# Written task:
Only a number is wanted: the count of lines in this listing that contain "false".

## start Data listing

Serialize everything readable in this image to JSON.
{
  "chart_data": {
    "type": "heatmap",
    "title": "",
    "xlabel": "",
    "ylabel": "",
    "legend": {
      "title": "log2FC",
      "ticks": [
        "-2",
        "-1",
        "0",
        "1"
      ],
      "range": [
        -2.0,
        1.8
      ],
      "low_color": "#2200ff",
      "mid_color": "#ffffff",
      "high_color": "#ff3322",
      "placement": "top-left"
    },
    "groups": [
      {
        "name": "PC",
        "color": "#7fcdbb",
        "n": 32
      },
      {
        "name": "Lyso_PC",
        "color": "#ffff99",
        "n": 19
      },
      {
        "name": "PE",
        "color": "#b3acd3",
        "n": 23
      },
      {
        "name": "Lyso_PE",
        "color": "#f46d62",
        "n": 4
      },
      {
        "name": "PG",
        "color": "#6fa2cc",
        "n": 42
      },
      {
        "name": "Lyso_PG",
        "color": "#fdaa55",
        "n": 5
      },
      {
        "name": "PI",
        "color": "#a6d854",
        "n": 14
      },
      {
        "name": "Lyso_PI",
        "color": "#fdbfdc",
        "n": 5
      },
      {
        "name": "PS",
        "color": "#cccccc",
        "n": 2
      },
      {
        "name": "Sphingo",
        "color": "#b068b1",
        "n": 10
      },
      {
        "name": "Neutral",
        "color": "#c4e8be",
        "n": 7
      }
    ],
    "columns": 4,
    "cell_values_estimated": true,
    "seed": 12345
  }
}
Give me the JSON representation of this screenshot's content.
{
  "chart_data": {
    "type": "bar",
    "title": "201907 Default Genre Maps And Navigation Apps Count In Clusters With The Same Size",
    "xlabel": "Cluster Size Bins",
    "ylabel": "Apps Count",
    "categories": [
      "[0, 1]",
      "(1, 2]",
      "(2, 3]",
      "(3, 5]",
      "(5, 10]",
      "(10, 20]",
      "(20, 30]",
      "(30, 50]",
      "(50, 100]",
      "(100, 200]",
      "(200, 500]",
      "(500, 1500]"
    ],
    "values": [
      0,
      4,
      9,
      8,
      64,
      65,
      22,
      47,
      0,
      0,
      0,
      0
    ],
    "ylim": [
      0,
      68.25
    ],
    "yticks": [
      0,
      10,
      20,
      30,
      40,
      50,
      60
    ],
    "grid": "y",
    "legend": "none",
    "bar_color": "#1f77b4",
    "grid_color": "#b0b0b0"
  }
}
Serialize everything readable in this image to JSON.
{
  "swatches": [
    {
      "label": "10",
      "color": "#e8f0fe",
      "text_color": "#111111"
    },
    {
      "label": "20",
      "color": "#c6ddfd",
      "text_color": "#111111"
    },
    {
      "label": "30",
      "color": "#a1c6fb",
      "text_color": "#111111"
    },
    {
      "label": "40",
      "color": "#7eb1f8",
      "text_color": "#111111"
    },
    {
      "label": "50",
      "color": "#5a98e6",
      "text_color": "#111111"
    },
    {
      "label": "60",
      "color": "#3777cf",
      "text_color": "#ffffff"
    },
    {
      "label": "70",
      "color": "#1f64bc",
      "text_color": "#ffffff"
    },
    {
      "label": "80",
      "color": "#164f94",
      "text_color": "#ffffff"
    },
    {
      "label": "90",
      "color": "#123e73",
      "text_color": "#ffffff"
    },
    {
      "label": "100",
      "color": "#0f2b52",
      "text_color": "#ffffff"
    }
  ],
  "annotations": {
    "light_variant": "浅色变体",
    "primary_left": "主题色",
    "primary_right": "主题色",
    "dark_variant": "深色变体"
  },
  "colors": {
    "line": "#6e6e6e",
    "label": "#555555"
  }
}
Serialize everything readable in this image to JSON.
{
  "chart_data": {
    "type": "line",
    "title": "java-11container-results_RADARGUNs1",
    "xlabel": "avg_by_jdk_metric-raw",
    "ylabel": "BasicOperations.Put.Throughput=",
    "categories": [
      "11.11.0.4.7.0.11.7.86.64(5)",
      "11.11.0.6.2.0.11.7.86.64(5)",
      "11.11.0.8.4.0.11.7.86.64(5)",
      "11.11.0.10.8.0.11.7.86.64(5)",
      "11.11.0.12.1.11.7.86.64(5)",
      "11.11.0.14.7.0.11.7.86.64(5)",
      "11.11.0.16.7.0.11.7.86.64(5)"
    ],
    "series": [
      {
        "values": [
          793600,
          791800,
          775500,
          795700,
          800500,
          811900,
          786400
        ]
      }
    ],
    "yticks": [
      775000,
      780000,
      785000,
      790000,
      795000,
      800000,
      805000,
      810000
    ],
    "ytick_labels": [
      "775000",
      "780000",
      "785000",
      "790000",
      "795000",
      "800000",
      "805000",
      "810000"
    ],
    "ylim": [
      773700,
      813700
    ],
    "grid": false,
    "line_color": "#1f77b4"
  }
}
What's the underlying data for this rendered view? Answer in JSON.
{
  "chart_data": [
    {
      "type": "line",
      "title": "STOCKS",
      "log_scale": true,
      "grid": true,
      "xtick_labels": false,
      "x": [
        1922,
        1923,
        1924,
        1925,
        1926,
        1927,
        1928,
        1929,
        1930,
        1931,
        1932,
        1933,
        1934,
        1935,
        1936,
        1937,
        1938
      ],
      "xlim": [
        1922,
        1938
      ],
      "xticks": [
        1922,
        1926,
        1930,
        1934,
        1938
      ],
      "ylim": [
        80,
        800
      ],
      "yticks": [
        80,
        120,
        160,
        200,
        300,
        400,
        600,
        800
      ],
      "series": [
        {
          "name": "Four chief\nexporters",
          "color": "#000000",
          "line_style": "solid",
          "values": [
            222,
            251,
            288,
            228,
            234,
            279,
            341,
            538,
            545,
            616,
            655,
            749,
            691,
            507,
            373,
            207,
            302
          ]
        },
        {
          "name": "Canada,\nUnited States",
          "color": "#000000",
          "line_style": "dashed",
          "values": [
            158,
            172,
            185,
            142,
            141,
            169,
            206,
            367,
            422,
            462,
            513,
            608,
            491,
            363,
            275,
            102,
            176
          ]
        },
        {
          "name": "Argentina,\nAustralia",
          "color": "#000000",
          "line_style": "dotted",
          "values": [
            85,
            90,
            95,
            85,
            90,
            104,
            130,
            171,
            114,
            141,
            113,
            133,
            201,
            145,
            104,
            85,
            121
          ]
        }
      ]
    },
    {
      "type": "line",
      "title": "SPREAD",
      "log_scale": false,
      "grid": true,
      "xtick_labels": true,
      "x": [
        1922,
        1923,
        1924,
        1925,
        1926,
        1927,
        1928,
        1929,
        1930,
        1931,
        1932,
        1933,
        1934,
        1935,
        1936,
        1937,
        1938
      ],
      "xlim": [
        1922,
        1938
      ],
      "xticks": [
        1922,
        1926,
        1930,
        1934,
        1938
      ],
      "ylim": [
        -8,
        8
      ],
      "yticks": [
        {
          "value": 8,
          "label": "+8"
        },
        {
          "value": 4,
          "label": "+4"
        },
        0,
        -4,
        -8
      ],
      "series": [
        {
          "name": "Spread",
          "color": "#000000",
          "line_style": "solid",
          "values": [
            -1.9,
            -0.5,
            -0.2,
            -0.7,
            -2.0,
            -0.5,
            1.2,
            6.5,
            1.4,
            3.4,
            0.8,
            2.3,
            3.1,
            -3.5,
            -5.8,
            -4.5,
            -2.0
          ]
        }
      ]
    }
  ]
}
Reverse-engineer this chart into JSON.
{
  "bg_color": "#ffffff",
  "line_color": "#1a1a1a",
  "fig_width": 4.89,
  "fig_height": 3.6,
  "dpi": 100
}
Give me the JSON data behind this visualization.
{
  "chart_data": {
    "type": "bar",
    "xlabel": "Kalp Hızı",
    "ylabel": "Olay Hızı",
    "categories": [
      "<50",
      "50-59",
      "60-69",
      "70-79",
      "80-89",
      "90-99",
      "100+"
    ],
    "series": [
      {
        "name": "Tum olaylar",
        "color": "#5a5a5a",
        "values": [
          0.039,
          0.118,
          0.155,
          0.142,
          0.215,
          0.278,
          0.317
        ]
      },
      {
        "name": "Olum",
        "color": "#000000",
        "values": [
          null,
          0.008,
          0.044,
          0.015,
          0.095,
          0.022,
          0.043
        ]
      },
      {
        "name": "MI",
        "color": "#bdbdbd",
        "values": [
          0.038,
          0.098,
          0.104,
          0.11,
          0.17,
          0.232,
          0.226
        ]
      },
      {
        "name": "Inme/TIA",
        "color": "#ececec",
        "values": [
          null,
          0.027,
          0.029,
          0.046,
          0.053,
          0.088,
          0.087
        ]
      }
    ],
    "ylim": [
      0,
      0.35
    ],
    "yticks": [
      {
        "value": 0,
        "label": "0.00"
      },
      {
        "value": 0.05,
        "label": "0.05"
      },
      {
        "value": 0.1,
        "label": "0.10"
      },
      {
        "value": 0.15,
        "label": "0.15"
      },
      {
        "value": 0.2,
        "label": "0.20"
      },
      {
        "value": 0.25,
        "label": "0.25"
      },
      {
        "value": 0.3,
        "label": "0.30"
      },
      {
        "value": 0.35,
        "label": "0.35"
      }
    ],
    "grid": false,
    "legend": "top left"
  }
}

## end Data listing

# Reply to the task:
4